(Figure content listings)
━━━━━━━━━━

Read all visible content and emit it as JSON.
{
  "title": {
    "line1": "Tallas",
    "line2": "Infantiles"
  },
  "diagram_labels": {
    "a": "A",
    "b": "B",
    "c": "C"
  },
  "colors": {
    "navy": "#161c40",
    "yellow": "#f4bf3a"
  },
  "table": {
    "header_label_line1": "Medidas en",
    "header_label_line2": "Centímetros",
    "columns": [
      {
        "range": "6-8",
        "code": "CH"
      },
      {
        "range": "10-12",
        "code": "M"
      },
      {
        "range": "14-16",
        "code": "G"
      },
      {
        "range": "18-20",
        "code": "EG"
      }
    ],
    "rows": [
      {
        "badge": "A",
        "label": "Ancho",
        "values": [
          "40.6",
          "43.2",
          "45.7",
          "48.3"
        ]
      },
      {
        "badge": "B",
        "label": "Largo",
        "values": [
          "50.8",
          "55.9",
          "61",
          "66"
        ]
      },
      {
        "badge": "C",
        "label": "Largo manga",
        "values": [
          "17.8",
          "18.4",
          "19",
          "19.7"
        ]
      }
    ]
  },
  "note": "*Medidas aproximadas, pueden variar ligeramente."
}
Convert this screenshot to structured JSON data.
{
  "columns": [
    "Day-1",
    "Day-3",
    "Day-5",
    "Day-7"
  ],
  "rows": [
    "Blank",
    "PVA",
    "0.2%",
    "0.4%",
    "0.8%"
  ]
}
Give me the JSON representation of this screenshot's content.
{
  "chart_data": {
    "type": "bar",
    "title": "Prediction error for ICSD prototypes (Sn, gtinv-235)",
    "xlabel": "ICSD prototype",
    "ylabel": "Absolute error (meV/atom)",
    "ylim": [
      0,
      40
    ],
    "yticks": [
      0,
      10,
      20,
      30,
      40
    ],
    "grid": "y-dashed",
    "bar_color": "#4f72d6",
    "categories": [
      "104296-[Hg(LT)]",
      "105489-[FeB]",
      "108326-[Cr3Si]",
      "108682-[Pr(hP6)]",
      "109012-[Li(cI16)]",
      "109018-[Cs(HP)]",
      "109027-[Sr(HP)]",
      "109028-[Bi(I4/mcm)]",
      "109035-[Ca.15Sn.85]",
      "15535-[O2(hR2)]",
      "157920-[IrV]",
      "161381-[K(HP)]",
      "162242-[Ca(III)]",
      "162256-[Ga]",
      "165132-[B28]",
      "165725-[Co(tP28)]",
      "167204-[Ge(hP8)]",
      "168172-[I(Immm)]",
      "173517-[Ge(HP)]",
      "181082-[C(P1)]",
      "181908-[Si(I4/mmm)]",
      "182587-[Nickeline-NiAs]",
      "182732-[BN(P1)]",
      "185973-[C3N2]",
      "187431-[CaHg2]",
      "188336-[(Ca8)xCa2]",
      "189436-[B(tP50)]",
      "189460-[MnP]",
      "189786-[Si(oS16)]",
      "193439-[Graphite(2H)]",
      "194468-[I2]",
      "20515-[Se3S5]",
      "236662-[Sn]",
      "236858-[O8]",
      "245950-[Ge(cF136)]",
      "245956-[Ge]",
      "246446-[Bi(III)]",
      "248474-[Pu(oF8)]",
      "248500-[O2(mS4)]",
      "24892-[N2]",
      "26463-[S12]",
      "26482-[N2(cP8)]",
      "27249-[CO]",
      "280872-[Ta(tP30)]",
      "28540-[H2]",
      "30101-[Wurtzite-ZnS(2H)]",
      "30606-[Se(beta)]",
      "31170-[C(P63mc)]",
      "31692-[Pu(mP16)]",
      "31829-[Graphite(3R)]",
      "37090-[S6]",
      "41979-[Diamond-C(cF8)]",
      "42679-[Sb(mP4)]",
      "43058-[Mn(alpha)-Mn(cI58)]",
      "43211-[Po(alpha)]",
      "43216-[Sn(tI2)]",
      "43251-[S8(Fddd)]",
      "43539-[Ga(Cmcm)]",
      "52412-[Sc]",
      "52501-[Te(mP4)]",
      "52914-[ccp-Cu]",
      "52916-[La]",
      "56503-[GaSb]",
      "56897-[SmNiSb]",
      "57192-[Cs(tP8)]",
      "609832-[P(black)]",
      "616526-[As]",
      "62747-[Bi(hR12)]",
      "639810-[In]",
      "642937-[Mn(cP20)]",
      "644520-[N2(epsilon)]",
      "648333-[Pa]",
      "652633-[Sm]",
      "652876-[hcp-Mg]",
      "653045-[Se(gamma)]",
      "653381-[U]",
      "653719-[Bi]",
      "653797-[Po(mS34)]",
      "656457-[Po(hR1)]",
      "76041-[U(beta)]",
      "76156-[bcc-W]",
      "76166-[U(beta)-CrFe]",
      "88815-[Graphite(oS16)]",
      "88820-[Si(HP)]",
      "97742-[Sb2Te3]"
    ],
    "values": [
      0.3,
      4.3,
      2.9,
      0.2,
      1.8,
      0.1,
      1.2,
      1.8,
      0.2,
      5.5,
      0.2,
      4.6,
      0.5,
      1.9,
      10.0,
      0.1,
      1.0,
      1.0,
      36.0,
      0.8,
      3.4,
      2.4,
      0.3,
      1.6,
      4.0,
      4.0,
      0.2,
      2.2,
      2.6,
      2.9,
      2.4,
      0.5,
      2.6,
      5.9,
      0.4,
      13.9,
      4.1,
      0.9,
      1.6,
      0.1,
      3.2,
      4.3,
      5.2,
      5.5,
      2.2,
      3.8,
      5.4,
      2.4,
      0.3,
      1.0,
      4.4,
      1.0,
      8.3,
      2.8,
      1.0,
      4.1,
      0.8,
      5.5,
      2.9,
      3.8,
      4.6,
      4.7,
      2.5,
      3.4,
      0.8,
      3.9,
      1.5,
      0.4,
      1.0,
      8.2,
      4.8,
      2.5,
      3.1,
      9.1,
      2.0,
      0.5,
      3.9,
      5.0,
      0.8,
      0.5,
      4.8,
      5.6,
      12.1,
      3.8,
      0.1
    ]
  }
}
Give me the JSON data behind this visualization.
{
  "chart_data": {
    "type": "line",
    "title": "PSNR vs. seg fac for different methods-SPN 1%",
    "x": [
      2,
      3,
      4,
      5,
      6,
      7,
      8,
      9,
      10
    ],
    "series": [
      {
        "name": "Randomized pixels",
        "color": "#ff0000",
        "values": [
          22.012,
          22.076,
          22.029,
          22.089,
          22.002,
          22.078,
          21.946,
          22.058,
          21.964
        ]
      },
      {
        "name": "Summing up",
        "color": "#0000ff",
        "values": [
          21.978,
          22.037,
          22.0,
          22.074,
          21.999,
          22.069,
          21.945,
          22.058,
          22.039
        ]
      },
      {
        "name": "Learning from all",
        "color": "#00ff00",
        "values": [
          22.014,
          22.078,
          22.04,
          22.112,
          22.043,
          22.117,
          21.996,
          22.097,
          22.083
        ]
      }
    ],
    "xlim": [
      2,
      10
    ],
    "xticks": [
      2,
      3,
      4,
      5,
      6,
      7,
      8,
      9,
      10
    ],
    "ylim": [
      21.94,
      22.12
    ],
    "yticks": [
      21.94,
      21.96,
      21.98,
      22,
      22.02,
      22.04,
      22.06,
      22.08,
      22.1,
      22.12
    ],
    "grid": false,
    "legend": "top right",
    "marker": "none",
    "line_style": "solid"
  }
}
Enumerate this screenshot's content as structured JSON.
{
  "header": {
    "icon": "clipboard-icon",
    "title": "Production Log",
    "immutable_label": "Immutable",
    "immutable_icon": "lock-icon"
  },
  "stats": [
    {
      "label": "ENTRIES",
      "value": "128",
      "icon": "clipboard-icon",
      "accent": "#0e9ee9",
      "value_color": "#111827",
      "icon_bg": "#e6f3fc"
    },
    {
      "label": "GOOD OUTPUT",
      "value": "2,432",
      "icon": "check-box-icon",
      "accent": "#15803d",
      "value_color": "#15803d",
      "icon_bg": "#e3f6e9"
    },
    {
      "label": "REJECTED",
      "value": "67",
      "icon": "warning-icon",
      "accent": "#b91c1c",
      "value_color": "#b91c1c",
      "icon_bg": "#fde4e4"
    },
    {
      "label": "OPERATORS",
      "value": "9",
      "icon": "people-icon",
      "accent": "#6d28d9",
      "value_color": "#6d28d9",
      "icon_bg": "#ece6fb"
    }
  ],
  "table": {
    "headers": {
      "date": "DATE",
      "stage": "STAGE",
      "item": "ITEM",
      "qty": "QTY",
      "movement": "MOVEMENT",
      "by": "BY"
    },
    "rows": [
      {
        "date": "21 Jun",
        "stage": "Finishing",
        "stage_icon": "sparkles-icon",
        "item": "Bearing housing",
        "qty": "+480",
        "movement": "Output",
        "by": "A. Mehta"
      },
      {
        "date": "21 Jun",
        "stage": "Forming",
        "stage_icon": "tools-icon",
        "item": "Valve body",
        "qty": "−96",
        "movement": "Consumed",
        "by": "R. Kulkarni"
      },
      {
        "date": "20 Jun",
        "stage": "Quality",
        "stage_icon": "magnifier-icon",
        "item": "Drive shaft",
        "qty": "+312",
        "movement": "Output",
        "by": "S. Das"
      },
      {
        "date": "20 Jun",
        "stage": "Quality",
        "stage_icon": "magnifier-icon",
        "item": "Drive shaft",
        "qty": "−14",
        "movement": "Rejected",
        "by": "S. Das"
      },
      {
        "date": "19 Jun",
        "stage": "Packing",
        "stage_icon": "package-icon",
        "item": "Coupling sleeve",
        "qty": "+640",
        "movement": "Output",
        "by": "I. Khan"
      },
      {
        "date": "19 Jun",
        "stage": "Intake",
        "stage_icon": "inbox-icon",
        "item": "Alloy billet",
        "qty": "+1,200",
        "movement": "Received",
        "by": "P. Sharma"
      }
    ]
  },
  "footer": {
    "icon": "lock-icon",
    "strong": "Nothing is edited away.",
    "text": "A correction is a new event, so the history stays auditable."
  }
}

━━━━━━━━━━

▶ [Aim of the exercise] Gather each line from the entries above that includes the word "accent".

▶ [Result for this exercise]
      "accent": "#0e9ee9",
      "accent": "#15803d",
      "accent": "#b91c1c",
      "accent": "#6d28d9",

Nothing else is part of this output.